--- Exercise objective ---
Determine which lines contain the word "type", then copy those lines.

--- Source material ---
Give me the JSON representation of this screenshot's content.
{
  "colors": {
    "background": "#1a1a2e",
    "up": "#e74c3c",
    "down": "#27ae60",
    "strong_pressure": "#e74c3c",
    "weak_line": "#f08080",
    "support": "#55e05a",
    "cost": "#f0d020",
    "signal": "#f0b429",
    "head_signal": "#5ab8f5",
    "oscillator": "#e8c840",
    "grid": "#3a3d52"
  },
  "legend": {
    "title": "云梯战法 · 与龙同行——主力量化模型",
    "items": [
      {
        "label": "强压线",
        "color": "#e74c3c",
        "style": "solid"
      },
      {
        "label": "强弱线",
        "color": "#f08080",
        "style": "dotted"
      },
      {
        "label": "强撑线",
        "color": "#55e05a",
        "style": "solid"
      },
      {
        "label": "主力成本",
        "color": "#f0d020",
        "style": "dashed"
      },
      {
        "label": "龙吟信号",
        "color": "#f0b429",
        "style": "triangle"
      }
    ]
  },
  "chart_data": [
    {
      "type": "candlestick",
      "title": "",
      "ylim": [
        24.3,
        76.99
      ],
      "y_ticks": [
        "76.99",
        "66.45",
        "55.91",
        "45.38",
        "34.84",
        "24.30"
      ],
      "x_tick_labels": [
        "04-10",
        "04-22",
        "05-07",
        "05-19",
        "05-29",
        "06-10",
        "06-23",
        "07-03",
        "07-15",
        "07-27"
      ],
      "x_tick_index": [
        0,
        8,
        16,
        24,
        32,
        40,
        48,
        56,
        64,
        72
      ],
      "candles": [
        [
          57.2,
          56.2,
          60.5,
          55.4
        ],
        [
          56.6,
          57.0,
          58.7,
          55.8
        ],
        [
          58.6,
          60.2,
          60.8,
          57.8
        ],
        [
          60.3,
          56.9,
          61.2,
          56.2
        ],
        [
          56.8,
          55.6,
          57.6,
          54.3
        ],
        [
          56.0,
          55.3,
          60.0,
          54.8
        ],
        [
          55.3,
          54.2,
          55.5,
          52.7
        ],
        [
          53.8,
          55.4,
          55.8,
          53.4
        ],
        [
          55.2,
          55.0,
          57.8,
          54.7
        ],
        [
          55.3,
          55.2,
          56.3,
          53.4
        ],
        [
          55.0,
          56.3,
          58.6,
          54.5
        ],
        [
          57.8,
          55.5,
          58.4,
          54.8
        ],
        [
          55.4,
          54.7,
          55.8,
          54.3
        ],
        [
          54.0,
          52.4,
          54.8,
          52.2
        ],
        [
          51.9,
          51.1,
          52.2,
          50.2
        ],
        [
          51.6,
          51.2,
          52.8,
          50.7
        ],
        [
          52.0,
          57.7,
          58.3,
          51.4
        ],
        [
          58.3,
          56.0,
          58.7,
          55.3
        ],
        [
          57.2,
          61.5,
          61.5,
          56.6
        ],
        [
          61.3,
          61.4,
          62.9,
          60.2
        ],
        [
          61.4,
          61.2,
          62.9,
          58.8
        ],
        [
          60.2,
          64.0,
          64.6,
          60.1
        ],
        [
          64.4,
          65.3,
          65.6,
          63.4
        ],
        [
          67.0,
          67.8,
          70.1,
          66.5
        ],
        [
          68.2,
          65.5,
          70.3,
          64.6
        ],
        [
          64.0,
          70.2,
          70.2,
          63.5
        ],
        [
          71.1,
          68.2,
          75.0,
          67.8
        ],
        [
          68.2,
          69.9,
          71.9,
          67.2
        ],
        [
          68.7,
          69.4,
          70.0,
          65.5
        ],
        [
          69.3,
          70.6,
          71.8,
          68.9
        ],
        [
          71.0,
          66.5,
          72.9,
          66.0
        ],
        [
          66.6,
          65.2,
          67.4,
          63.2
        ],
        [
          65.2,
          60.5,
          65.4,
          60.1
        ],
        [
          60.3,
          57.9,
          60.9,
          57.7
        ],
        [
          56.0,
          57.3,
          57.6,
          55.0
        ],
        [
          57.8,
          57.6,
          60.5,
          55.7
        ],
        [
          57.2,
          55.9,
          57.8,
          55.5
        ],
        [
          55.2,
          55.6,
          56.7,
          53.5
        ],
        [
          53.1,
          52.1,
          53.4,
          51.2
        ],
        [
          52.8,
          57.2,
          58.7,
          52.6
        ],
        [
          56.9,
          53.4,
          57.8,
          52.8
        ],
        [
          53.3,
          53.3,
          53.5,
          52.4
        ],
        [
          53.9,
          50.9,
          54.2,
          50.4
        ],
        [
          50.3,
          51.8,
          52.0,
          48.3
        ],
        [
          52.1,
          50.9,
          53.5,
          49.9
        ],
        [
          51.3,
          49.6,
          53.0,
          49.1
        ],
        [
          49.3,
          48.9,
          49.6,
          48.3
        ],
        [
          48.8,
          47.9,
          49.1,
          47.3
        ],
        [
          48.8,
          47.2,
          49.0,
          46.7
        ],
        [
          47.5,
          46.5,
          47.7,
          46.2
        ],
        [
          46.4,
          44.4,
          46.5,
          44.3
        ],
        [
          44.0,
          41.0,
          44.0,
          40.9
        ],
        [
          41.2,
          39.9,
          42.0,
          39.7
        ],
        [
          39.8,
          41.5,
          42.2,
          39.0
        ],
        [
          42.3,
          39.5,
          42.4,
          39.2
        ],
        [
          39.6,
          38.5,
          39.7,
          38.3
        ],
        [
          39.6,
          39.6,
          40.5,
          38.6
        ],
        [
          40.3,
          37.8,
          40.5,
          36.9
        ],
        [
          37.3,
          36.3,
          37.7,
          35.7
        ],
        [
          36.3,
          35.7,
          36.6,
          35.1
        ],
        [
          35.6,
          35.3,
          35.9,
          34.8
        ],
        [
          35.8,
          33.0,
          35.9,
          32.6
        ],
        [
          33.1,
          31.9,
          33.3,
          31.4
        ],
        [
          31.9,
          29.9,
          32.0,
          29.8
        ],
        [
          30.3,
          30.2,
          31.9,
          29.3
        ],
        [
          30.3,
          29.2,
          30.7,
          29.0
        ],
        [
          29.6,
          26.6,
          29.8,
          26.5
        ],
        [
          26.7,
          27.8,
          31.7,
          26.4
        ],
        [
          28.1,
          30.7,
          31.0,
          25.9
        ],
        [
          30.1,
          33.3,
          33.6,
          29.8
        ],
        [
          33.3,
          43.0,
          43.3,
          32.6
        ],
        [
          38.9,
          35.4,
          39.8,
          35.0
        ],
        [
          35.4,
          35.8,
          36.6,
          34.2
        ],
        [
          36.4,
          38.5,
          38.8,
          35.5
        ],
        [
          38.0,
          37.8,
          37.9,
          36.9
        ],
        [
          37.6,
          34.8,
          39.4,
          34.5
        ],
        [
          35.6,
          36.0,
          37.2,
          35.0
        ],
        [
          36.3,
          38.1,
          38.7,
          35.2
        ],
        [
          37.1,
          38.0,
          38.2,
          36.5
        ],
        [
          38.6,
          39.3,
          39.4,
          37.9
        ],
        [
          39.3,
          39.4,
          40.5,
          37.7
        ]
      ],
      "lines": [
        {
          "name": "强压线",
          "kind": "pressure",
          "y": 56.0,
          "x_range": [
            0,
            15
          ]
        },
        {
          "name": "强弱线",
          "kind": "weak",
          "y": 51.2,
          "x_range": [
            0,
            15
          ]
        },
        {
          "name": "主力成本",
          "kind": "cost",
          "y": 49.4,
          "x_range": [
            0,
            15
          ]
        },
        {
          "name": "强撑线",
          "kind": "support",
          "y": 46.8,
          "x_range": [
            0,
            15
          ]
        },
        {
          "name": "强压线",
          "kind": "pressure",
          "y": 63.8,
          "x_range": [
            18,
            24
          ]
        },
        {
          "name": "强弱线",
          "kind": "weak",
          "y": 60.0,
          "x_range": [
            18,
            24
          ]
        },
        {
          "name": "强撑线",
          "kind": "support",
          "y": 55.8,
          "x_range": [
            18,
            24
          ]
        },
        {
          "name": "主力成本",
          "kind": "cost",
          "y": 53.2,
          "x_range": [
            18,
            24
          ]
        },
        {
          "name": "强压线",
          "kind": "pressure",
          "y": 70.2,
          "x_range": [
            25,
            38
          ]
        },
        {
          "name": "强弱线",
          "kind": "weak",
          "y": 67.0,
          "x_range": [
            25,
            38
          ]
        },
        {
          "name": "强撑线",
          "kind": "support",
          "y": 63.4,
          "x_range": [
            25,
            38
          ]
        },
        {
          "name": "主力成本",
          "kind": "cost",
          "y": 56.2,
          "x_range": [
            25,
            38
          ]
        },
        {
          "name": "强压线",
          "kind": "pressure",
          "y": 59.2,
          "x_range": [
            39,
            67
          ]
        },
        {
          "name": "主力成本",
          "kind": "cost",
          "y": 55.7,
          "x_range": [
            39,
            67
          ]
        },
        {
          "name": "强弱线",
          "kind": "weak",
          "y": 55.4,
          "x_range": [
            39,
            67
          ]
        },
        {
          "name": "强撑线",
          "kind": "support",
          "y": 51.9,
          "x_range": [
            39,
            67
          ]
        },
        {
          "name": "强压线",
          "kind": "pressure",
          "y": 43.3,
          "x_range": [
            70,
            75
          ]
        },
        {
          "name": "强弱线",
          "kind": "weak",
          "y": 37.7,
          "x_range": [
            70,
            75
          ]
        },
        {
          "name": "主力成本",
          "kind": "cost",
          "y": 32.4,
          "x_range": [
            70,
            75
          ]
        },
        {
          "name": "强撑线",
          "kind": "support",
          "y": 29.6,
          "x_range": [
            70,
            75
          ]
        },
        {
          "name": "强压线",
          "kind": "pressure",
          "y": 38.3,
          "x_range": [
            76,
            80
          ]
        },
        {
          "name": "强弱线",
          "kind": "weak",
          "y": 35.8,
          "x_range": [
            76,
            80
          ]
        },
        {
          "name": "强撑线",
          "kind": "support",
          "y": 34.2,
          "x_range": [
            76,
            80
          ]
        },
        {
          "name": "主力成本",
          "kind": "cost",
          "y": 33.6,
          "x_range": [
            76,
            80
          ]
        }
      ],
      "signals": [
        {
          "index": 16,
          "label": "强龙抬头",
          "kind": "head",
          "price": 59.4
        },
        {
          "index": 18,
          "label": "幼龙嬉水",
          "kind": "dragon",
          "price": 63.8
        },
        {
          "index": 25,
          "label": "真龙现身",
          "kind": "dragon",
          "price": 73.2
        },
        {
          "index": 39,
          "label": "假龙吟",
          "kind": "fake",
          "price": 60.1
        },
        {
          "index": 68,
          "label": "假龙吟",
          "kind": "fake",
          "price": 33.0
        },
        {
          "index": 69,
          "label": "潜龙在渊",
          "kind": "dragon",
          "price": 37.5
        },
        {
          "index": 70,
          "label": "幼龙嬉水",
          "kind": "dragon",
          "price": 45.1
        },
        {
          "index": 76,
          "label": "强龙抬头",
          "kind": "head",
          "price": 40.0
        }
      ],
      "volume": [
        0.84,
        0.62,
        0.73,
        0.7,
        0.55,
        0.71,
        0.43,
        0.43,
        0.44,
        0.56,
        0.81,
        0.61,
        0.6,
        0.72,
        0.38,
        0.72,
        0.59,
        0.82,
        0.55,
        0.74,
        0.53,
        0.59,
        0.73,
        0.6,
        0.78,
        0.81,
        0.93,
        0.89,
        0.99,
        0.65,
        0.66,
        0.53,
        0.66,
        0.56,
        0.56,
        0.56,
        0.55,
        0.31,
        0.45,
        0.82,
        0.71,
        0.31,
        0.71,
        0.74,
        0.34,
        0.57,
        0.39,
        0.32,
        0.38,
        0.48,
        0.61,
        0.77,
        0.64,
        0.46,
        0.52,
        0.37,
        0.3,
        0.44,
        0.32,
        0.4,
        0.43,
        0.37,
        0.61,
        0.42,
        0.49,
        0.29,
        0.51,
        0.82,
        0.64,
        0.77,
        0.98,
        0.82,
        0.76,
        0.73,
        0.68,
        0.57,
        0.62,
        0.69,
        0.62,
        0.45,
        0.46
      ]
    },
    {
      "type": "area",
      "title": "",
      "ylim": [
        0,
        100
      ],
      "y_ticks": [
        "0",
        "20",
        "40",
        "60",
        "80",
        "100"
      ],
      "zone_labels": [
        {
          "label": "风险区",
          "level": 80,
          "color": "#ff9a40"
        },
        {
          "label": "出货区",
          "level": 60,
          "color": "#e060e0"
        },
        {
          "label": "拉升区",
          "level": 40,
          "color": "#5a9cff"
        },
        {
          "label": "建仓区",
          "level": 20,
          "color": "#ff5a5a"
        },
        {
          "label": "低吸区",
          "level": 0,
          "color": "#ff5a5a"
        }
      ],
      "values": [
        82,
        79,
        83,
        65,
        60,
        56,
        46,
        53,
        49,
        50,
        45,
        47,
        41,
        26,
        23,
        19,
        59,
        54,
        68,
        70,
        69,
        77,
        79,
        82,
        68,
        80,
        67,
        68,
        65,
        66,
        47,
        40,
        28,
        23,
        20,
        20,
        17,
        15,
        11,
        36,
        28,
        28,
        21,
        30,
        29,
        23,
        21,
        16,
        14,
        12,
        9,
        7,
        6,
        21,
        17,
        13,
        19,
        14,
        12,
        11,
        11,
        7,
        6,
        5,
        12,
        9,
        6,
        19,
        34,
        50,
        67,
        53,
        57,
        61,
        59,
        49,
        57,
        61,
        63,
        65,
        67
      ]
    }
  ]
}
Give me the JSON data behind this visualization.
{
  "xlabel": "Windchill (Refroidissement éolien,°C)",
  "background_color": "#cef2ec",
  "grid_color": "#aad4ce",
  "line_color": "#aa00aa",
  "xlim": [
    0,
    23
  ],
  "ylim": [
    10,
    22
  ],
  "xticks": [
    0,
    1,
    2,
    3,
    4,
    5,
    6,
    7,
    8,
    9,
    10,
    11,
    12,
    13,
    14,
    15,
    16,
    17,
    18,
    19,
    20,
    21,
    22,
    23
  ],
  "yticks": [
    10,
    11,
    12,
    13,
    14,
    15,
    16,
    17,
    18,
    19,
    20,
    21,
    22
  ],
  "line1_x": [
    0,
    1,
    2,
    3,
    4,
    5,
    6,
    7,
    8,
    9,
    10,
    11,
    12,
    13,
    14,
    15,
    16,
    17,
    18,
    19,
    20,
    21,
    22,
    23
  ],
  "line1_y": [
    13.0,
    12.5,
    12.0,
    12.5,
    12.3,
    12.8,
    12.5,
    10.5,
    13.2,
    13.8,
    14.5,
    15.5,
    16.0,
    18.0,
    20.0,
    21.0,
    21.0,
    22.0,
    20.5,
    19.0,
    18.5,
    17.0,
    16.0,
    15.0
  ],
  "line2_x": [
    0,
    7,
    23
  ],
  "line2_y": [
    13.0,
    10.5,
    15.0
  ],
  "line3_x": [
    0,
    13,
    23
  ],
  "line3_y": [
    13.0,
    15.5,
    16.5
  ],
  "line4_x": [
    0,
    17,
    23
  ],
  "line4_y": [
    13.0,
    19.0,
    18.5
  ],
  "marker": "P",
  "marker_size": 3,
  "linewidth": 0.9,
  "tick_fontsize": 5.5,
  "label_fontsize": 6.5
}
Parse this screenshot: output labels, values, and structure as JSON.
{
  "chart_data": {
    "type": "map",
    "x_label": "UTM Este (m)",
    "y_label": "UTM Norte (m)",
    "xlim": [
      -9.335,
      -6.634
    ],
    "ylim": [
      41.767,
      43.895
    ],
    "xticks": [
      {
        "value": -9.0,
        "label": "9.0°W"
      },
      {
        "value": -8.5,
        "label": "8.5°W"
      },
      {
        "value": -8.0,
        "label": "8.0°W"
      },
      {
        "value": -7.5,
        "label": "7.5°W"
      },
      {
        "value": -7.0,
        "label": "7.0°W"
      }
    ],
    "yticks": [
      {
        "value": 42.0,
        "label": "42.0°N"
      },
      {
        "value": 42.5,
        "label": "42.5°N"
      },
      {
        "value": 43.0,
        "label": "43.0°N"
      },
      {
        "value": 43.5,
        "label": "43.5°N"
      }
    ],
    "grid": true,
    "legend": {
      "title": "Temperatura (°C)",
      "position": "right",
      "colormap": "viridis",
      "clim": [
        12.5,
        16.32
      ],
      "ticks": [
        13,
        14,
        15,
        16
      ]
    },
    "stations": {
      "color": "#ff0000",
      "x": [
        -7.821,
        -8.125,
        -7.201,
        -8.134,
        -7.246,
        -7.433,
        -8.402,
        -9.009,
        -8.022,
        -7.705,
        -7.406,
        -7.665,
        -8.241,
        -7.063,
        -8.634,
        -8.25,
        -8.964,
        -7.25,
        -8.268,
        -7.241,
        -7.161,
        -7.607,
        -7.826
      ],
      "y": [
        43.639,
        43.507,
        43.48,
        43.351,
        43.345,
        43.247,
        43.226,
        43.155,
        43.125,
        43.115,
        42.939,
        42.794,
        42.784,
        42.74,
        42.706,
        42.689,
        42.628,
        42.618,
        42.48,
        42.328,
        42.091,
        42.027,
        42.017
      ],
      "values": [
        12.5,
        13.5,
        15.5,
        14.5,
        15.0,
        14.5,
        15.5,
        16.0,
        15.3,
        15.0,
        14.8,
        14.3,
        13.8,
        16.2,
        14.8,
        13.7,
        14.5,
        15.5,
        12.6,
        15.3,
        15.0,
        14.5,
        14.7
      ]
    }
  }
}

--- Answer to this problem ---
      "type": "candlestick",
      "type": "area",
    "type": "map",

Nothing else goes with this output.